## OBJETIVO DA TAREFA:
Por favor, atualize o trecho do texto sobre a Batalha do Rio da Prata que começa em "Desconfiança no ar" e termina em "reduzido, senão aniquilado.", substituindo "72 horas" por "48 horas".

## TRECHO DO DOCUMENTO:
□ □ □

Na noite de 13 de dezembro de 1939, nas águas do Atlântico Sul, britânicos e alemães protagonizaram uma das primeiras batalhas da Segunda Guerra Mundial, a chamada “Batalha do Rio da Prata”. Após horas de confronto contra três navios ingleses, o Exeter, Achilles e Aya, o encouraçado alemão “Almirante Graf Spee” procurou refúgio no porto de Montevidéu, no Uruguai. Na ocasião, o ministro alemão na cidade, Otto Langmann, solicitou ao governo uruguaio a autorização de 15 dias para a manutenção do Graf Spee.
Havia motivos de sobras para o pedido do diplomata alemão. Os danos materiais sofridos pelo Graf Spee eram imensos e urgentes. O casco da embarcação, por exemplo, estava bastante avariado,efaltava-lhe combustível. Além disso,os danos humanos também impressionavam: o combate deixara cerca de 60 tripulantes feridos e 36 mortos.
Qual seria a posição das autoridades uruguaias? Autorizariam elas a realização do conserto da embarcação alemã? Como os governos dos principais países sul-americanos, entre os quais o Brasil, acompanharam aquela situação? Eis o que vamos tentar responder.
Desconfiança no ar
O ministro britânico em Montevidéu, Eugen Millington-Drake, baseado na Convenção de Havana, ratificada por Uruguai e demais países americanos, insistiu que o barco alemão fosse aprisionado junto com a sua tripulação até o final da guerra. Mas não foi o que aconteceu. Após uma análise dos danos causados ao Graf Spee, uma comissão técnica uruguaia estimou o prazo de 72 horas para as reparações do encouraçado. Essa mesma comissão destacou (talvez para acalmar os ânimos de todos) que, apesar da sua navegabilidade parecer intacta, seu poderio bélico estava fortemente reduzido, senão aniquilado.
No dia 16 de dezembro, o chanceler brasileiro, Oswaldo Aranha, seguindo a declaração preliminar dos EUA, numa ação continental sobre a violação da zona marítima continental, na forma da Declaração do Panamá, oficializou o apoio ao governo uruguaio. Neste documento, Aranha destacava que, por ser uma zona marítima de interesse do Brasil, da Argentina e do Uruguai, os governos brasileiro e argentino apoiariam as decisões do Uruguai. Aranha tinha proposto à Argentina uma ação combinada política e militarmente no sentido de cooperar com o Uruguai caso os alemães desrespeitassem a soberania uruguaia.

□ □ □

## DADOS EXTRAÍDOS:
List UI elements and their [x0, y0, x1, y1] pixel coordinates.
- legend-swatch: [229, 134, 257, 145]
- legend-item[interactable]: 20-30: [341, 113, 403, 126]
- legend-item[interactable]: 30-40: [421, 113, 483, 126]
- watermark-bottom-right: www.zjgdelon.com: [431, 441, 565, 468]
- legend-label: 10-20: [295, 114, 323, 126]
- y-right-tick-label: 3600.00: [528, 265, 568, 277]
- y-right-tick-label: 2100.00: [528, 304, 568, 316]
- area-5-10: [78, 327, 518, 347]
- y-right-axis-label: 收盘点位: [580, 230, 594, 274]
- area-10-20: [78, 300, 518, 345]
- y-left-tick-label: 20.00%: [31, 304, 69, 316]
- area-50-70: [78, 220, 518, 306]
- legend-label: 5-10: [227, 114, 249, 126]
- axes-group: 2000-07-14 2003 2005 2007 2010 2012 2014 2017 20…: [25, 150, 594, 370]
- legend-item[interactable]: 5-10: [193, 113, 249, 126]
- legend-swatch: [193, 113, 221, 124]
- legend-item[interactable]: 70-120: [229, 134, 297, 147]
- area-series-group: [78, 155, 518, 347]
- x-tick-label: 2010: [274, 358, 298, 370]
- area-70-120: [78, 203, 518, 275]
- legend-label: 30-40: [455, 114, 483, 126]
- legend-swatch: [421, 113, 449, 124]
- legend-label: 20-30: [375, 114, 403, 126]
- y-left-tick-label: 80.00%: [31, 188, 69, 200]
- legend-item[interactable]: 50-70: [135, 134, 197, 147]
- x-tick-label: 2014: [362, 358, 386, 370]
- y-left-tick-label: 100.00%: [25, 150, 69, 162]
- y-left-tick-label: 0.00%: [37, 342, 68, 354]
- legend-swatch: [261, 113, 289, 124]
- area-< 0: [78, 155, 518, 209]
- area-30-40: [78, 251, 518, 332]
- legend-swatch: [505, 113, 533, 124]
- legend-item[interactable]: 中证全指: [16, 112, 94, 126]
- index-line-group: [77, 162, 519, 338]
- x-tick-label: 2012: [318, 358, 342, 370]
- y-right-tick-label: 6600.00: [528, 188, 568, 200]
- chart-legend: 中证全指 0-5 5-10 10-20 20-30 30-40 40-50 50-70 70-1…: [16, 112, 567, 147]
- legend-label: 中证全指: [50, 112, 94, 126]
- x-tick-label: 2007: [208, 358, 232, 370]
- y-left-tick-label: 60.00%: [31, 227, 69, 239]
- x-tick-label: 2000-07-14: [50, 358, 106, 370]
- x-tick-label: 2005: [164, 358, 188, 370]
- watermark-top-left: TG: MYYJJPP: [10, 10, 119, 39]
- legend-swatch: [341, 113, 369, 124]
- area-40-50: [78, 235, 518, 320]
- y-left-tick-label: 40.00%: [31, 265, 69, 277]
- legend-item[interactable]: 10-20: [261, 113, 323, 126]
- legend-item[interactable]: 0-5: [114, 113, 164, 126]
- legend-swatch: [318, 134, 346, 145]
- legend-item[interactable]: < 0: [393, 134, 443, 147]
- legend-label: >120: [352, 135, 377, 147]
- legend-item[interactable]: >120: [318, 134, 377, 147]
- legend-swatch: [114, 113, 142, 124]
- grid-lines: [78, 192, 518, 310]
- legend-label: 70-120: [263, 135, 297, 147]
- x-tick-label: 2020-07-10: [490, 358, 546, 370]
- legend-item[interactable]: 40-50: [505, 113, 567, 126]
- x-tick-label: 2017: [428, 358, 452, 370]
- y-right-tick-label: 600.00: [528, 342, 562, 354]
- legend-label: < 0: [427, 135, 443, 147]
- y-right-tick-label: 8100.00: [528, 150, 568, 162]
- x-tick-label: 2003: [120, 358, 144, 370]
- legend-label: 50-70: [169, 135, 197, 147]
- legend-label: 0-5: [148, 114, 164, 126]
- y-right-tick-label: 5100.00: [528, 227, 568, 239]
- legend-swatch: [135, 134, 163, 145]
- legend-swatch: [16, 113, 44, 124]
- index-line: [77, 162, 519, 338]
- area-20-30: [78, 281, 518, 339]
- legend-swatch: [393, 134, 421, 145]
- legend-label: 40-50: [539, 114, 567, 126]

□ □ □

## RESPOSTA À TAREFA:
Desconfiança no ar
O ministro britânico em Montevidéu, Eugen Millington-Drake, baseado na Convenção de Havana, ratificada por Uruguai e demais países americanos, insistiu que o barco alemão fosse aprisionado junto com a sua tripulação até o final da guerra. Mas não foi o que aconteceu. Após uma análise dos danos causados ao Graf Spee, uma comissão técnica uruguaia estimou o prazo de 48 horas para as reparações do encouraçado. Essa mesma comissão destacou (talvez para acalmar os ânimos de todos) que, apesar da sua navegabilidade parecer intacta, seu poderio bélico estava fortemente reduzido, senão aniquilado.